Leaving out the pictures, transcribe all of the records faithfully.

* Start Records provided *

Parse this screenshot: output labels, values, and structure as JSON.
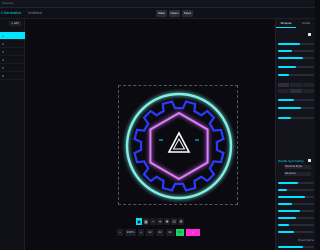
{
  "window": {
    "title": "Preview"
  },
  "topbar": {
    "brand": "t Generator",
    "project": "Untitled",
    "buttons": [
      "New",
      "Open",
      "Save"
    ]
  },
  "sidebar": {
    "add_label": "+ Add",
    "items": [
      "1",
      "2",
      "3",
      "4",
      "5",
      "6"
    ],
    "active_index": 0
  },
  "toolbar": {
    "icons": [
      "select-icon",
      "grid-icon",
      "minus-icon",
      "plus-icon",
      "move-icon",
      "fit-icon",
      "settings-icon"
    ]
  },
  "bottombar": {
    "zoom": "100%",
    "buttons": [
      "1x",
      "2x",
      "4x",
      "8x"
    ]
  },
  "panel": {
    "tabs": [
      "Shapes",
      "Code"
    ],
    "active_tab": 0,
    "section_title": "Radial Symmetry",
    "style_select": "Shadow Style",
    "mode_select": "Rainbow",
    "preset_label": "Preset Name"
  },
  "colors": {
    "accent": "#00e5ff",
    "blue": "#2a3bff",
    "magenta": "#e07bff",
    "green": "#1fd065",
    "pink": "#ff2bd6"
  }
}
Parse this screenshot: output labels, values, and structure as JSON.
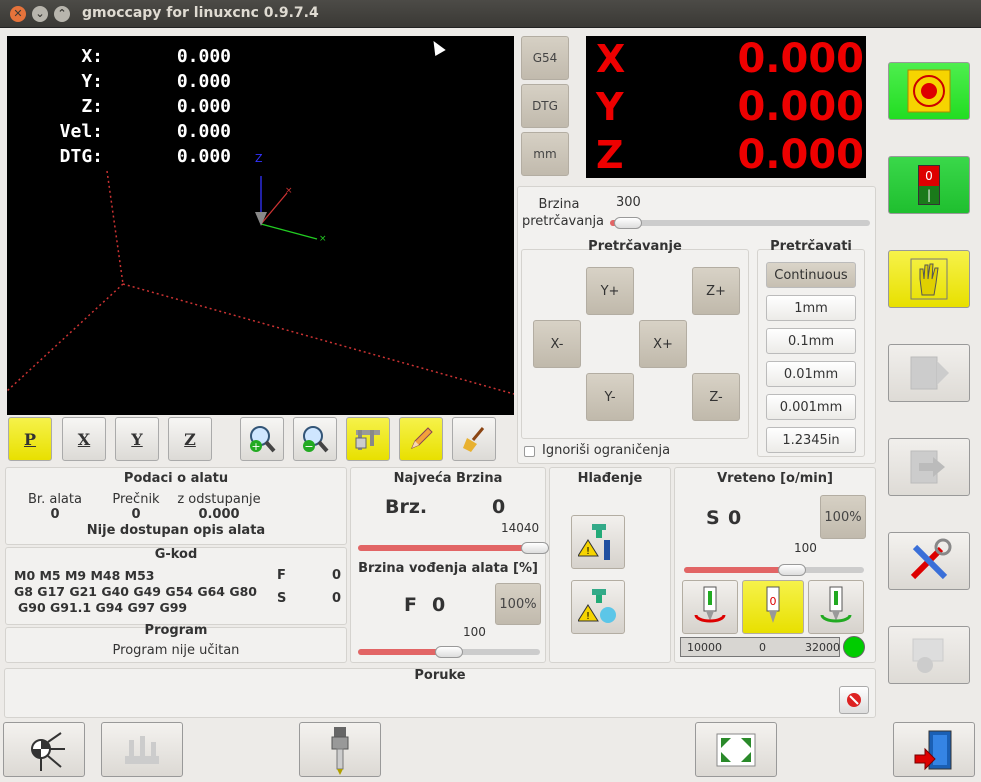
{
  "window": {
    "title": "gmoccapy for linuxcnc 0.9.7.4"
  },
  "preview_dro": [
    {
      "label": "X:",
      "value": "0.000"
    },
    {
      "label": "Y:",
      "value": "0.000"
    },
    {
      "label": "Z:",
      "value": "0.000"
    },
    {
      "label": "Vel:",
      "value": "0.000"
    },
    {
      "label": "DTG:",
      "value": "0.000"
    }
  ],
  "axis_labels": {
    "z": "Z"
  },
  "side_buttons": {
    "coord": "G54",
    "dtg": "DTG",
    "units": "mm"
  },
  "big_dro": [
    {
      "axis": "X",
      "value": "0.000"
    },
    {
      "axis": "Y",
      "value": "0.000"
    },
    {
      "axis": "Z",
      "value": "0.000"
    }
  ],
  "jog": {
    "speed_label_1": "Brzina",
    "speed_label_2": "pretrčavanja",
    "speed_value": "300",
    "title": "Pretrčavanje",
    "buttons": {
      "yplus": "Y+",
      "zplus": "Z+",
      "xminus": "X-",
      "xplus": "X+",
      "yminus": "Y-",
      "zminus": "Z-"
    },
    "ignore_limits": "Ignoriši ograničenja"
  },
  "increments": {
    "title": "Pretrčavati",
    "items": [
      "Continuous",
      "1mm",
      "0.1mm",
      "0.01mm",
      "0.001mm",
      "1.2345in"
    ]
  },
  "tool_info": {
    "title": "Podaci o alatu",
    "col_tool": "Br. alata",
    "col_diameter": "Prečnik",
    "col_offset": "z odstupanje",
    "tool": "0",
    "diameter": "0",
    "offset": "0.000",
    "description": "Nije dostupan opis alata"
  },
  "gcode": {
    "title": "G-kod",
    "line1": "M0 M5 M9 M48 M53",
    "line2": "G8 G17 G21 G40 G49 G54 G64 G80",
    "line3": "G90 G91.1 G94 G97 G99",
    "f_label": "F",
    "f_value": "0",
    "s_label": "S",
    "s_value": "0"
  },
  "program": {
    "title": "Program",
    "status": "Program nije učitan"
  },
  "max_velocity": {
    "title": "Najveća Brzina",
    "label": "Brz.",
    "value": "0",
    "slider_max": "14040",
    "level": 0.97
  },
  "feed": {
    "title": "Brzina vođenja alata [%]",
    "label": "F",
    "value": "0",
    "override_button": "100%",
    "slider_value": "100",
    "level": 0.5
  },
  "coolant": {
    "title": "Hlađenje"
  },
  "spindle": {
    "title": "Vreteno [o/min]",
    "label": "S",
    "value": "0",
    "override_button": "100%",
    "slider_value": "100",
    "level": 0.6,
    "bar_min": "10000",
    "bar_mid": "0",
    "bar_max": "32000",
    "status_color": "#00cc00"
  },
  "messages": {
    "title": "Poruke"
  },
  "estop": {
    "state_on": "0",
    "state_off": "|"
  },
  "colors": {
    "dro_text": "#e00000",
    "estop_bg": "#22dd22",
    "machine_bg": "#1fbf2f",
    "hand_bg": "#f0f000",
    "slider_fill": "#e26565"
  }
}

* End Records provided *

Answer in full -
Parse this screenshot: output labels, values, and structure as JSON.
{
  "window": {
    "title": "Preview"
  },
  "topbar": {
    "brand": "t Generator",
    "project": "Untitled",
    "buttons": [
      "New",
      "Open",
      "Save"
    ]
  },
  "sidebar": {
    "add_label": "+ Add",
    "items": [
      "1",
      "2",
      "3",
      "4",
      "5",
      "6"
    ],
    "active_index": 0
  },
  "toolbar": {
    "icons": [
      "select-icon",
      "grid-icon",
      "minus-icon",
      "plus-icon",
      "move-icon",
      "fit-icon",
      "settings-icon"
    ]
  },
  "bottombar": {
    "zoom": "100%",
    "buttons": [
      "1x",
      "2x",
      "4x",
      "8x"
    ]
  },
  "panel": {
    "tabs": [
      "Shapes",
      "Code"
    ],
    "active_tab": 0,
    "section_title": "Radial Symmetry",
    "style_select": "Shadow Style",
    "mode_select": "Rainbow",
    "preset_label": "Preset Name"
  },
  "colors": {
    "accent": "#00e5ff",
    "blue": "#2a3bff",
    "magenta": "#e07bff",
    "green": "#1fd065",
    "pink": "#ff2bd6"
  }
}
Parse this screenshot: output labels, values, and structure as JSON.
{
  "window": {
    "title": "gmoccapy for linuxcnc 0.9.7.4"
  },
  "preview_dro": [
    {
      "label": "X:",
      "value": "0.000"
    },
    {
      "label": "Y:",
      "value": "0.000"
    },
    {
      "label": "Z:",
      "value": "0.000"
    },
    {
      "label": "Vel:",
      "value": "0.000"
    },
    {
      "label": "DTG:",
      "value": "0.000"
    }
  ],
  "axis_labels": {
    "z": "Z"
  },
  "side_buttons": {
    "coord": "G54",
    "dtg": "DTG",
    "units": "mm"
  },
  "big_dro": [
    {
      "axis": "X",
      "value": "0.000"
    },
    {
      "axis": "Y",
      "value": "0.000"
    },
    {
      "axis": "Z",
      "value": "0.000"
    }
  ],
  "jog": {
    "speed_label_1": "Brzina",
    "speed_label_2": "pretrčavanja",
    "speed_value": "300",
    "title": "Pretrčavanje",
    "buttons": {
      "yplus": "Y+",
      "zplus": "Z+",
      "xminus": "X-",
      "xplus": "X+",
      "yminus": "Y-",
      "zminus": "Z-"
    },
    "ignore_limits": "Ignoriši ograničenja"
  },
  "increments": {
    "title": "Pretrčavati",
    "items": [
      "Continuous",
      "1mm",
      "0.1mm",
      "0.01mm",
      "0.001mm",
      "1.2345in"
    ]
  },
  "tool_info": {
    "title": "Podaci o alatu",
    "col_tool": "Br. alata",
    "col_diameter": "Prečnik",
    "col_offset": "z odstupanje",
    "tool": "0",
    "diameter": "0",
    "offset": "0.000",
    "description": "Nije dostupan opis alata"
  },
  "gcode": {
    "title": "G-kod",
    "line1": "M0 M5 M9 M48 M53",
    "line2": "G8 G17 G21 G40 G49 G54 G64 G80",
    "line3": "G90 G91.1 G94 G97 G99",
    "f_label": "F",
    "f_value": "0",
    "s_label": "S",
    "s_value": "0"
  },
  "program": {
    "title": "Program",
    "status": "Program nije učitan"
  },
  "max_velocity": {
    "title": "Najveća Brzina",
    "label": "Brz.",
    "value": "0",
    "slider_max": "14040",
    "level": 0.97
  },
  "feed": {
    "title": "Brzina vođenja alata [%]",
    "label": "F",
    "value": "0",
    "override_button": "100%",
    "slider_value": "100",
    "level": 0.5
  },
  "coolant": {
    "title": "Hlađenje"
  },
  "spindle": {
    "title": "Vreteno [o/min]",
    "label": "S",
    "value": "0",
    "override_button": "100%",
    "slider_value": "100",
    "level": 0.6,
    "bar_min": "10000",
    "bar_mid": "0",
    "bar_max": "32000",
    "status_color": "#00cc00"
  },
  "messages": {
    "title": "Poruke"
  },
  "estop": {
    "state_on": "0",
    "state_off": "|"
  },
  "colors": {
    "dro_text": "#e00000",
    "estop_bg": "#22dd22",
    "machine_bg": "#1fbf2f",
    "hand_bg": "#f0f000",
    "slider_fill": "#e26565"
  }
}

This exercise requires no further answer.